● Records shown:
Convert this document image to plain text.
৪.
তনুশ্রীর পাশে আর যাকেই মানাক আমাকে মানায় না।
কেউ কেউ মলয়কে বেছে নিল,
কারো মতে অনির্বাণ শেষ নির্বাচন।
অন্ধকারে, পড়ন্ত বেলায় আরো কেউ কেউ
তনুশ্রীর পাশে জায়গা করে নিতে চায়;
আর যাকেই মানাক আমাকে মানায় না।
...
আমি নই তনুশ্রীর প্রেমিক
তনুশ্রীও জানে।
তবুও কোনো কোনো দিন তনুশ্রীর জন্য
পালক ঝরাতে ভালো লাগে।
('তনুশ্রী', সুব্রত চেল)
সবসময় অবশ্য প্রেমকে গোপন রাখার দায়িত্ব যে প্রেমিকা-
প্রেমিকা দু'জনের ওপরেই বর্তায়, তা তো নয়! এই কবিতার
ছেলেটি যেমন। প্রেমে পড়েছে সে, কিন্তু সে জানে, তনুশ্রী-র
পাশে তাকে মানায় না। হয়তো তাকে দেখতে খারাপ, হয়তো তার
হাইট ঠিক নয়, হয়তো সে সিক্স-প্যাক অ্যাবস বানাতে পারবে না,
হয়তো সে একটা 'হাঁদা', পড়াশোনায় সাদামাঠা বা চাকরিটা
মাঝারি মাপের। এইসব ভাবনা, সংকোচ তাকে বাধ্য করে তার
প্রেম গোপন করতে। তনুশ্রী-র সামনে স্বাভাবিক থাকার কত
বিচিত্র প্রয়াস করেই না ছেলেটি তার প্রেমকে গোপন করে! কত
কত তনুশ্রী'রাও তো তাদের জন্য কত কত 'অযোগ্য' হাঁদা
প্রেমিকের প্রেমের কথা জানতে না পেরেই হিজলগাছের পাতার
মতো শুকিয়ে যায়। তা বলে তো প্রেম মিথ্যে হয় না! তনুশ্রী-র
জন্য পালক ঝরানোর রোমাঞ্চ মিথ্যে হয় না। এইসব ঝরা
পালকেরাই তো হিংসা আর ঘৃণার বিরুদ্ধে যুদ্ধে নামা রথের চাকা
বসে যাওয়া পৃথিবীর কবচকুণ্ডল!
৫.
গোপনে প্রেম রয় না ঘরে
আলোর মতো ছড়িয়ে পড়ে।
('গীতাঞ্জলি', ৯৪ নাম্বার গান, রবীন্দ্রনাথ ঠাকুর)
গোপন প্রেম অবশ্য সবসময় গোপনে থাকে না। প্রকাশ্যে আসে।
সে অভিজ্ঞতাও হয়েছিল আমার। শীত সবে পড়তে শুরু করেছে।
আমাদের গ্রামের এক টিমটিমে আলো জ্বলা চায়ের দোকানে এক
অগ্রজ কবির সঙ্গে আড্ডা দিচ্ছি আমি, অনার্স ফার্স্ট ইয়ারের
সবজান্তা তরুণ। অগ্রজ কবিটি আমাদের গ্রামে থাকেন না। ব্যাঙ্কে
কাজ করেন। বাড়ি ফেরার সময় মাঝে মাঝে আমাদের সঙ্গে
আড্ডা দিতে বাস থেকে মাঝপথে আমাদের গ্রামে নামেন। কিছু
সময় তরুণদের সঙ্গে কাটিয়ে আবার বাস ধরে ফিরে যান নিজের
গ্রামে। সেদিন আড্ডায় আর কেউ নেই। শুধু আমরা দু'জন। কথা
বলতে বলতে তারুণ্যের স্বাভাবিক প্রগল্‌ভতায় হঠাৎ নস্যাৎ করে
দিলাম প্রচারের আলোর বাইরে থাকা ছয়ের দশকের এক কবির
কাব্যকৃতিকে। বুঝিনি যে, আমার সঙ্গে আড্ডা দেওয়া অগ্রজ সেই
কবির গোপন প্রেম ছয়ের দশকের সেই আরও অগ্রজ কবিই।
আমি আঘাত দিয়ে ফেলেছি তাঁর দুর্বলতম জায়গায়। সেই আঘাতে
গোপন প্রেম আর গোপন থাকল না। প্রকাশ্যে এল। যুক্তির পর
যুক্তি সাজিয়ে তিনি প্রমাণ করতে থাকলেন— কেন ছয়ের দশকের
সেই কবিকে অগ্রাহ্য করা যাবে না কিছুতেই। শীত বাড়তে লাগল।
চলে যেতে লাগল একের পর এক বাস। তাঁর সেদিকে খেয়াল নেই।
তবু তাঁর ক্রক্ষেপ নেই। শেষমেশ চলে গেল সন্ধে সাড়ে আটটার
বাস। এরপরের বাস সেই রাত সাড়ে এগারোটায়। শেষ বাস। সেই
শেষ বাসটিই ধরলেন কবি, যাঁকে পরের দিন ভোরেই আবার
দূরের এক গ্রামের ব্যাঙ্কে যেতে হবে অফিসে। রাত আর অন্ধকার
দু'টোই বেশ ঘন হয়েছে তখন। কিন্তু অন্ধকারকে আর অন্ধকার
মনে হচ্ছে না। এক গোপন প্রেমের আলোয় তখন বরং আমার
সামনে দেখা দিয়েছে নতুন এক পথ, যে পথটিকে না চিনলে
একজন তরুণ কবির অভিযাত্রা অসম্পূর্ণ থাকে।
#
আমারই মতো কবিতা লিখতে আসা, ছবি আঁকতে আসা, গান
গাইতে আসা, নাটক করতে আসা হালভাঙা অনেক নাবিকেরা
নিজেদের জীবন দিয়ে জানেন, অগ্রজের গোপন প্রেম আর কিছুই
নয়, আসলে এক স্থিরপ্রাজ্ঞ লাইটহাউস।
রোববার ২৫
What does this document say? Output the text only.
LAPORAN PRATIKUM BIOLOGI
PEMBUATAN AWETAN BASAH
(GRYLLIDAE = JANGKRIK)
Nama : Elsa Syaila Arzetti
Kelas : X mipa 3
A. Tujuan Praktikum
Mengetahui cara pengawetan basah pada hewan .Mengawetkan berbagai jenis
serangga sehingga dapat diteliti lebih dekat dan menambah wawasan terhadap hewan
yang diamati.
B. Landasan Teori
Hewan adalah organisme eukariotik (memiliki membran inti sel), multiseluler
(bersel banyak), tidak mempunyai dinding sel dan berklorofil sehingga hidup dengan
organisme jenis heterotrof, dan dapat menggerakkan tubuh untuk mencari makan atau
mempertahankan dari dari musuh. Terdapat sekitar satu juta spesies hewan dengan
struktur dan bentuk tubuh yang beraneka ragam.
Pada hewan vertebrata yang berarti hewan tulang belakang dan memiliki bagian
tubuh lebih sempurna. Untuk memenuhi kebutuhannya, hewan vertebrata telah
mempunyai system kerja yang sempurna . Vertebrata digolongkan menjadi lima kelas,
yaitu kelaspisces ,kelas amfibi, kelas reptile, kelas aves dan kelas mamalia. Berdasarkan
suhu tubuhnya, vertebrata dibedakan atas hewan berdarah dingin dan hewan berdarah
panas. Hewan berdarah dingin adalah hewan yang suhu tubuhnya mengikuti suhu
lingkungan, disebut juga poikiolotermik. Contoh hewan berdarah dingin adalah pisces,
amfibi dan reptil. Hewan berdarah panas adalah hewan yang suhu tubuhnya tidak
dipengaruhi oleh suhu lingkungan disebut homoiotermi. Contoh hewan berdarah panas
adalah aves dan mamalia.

● Task prompt: Reproduce the final stretch of the data above: every line from the one holding "What does this" through the end, inclusive, exactly as written and nothing else.

● Final result:
What does this document say? Output the text only.
LAPORAN PRATIKUM BIOLOGI
PEMBUATAN AWETAN BASAH
(GRYLLIDAE = JANGKRIK)
Nama : Elsa Syaila Arzetti
Kelas : X mipa 3
A. Tujuan Praktikum
Mengetahui cara pengawetan basah pada hewan .Mengawetkan berbagai jenis
serangga sehingga dapat diteliti lebih dekat dan menambah wawasan terhadap hewan
yang diamati.
B. Landasan Teori
Hewan adalah organisme eukariotik (memiliki membran inti sel), multiseluler
(bersel banyak), tidak mempunyai dinding sel dan berklorofil sehingga hidup dengan
organisme jenis heterotrof, dan dapat menggerakkan tubuh untuk mencari makan atau
mempertahankan dari dari musuh. Terdapat sekitar satu juta spesies hewan dengan
struktur dan bentuk tubuh yang beraneka ragam.
Pada hewan vertebrata yang berarti hewan tulang belakang dan memiliki bagian
tubuh lebih sempurna. Untuk memenuhi kebutuhannya, hewan vertebrata telah
mempunyai system kerja yang sempurna . Vertebrata digolongkan menjadi lima kelas,
yaitu kelaspisces ,kelas amfibi, kelas reptile, kelas aves dan kelas mamalia. Berdasarkan
suhu tubuhnya, vertebrata dibedakan atas hewan berdarah dingin dan hewan berdarah
panas. Hewan berdarah dingin adalah hewan yang suhu tubuhnya mengikuti suhu
lingkungan, disebut juga poikiolotermik. Contoh hewan berdarah dingin adalah pisces,
amfibi dan reptil. Hewan berdarah panas adalah hewan yang suhu tubuhnya tidak
dipengaruhi oleh suhu lingkungan disebut homoiotermi. Contoh hewan berdarah panas
adalah aves dan mamalia.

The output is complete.